Records contained in a dataset

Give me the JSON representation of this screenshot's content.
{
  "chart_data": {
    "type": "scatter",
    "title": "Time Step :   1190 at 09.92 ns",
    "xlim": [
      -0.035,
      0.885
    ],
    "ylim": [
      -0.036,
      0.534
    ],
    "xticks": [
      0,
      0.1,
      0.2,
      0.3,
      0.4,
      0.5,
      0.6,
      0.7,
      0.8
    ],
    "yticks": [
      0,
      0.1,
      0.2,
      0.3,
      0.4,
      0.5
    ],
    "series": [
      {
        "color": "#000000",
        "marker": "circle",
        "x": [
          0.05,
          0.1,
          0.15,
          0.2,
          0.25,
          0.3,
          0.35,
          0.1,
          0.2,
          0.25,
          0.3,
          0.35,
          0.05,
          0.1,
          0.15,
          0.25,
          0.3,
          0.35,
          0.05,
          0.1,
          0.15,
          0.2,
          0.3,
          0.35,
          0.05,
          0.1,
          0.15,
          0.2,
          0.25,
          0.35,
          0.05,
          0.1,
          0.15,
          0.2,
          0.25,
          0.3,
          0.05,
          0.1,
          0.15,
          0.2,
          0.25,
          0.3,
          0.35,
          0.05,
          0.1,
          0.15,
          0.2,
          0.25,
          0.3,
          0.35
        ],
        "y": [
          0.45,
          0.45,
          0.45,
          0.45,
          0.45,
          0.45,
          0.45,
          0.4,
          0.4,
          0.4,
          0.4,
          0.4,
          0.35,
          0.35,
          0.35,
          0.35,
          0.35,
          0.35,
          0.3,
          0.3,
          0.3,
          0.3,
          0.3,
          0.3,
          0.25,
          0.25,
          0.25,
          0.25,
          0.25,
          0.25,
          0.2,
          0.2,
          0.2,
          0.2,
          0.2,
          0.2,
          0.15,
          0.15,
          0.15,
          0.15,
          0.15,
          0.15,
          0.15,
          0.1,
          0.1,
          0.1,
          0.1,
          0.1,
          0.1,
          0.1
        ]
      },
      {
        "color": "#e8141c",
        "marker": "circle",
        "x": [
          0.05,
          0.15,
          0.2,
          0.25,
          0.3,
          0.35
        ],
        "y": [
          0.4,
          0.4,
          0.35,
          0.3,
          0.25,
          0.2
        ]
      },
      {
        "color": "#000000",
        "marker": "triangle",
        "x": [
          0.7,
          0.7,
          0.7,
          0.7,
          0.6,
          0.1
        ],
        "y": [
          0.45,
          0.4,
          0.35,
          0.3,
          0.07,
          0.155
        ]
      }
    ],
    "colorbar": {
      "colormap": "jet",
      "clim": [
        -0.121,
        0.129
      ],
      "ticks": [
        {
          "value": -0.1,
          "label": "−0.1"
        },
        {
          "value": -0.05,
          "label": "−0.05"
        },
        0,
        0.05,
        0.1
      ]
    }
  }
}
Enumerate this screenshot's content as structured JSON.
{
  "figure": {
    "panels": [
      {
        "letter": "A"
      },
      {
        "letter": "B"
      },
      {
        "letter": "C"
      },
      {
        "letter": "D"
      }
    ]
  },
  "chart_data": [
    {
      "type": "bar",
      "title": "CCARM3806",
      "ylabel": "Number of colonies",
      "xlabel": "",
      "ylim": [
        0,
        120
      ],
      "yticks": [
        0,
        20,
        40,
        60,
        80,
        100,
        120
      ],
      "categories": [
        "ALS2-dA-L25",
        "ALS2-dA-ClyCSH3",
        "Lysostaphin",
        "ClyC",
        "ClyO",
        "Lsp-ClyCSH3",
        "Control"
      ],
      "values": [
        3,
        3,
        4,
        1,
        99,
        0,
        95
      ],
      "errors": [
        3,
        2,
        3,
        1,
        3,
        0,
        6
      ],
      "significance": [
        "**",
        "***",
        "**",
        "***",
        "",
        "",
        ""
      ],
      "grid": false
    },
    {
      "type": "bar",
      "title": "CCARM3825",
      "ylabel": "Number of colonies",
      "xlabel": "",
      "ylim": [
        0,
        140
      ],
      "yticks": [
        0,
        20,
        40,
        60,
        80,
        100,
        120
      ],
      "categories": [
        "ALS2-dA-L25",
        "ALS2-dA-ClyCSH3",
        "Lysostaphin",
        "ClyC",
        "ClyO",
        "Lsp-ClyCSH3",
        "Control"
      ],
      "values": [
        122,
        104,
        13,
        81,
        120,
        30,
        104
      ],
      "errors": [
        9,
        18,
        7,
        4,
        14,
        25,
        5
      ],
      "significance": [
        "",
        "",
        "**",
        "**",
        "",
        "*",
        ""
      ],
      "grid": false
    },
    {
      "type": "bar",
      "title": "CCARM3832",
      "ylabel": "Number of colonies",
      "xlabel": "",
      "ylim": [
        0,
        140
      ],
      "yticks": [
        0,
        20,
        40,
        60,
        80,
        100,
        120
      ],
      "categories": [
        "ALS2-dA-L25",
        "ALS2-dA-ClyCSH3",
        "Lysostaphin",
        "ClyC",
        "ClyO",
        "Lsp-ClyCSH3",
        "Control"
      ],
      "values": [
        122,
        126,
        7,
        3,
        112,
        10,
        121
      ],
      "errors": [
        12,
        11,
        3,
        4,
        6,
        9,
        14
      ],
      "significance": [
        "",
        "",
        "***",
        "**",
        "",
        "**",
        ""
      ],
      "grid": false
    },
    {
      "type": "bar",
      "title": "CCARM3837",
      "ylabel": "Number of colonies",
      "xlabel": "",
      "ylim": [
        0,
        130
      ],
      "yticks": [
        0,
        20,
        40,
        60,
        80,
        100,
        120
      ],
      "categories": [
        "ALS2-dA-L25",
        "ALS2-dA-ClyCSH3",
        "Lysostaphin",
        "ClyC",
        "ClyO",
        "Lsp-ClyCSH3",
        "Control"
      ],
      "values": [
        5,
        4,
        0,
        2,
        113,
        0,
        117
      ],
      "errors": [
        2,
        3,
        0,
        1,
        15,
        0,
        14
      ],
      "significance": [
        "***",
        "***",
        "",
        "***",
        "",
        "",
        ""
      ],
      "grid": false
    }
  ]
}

■ WRITTEN PROBLEM ■
Which lines above contain "this"? Show each of them.

■ COMPLETE OUTPUT ■
Give me the JSON representation of this screenshot's content.
Enumerate this screenshot's content as structured JSON.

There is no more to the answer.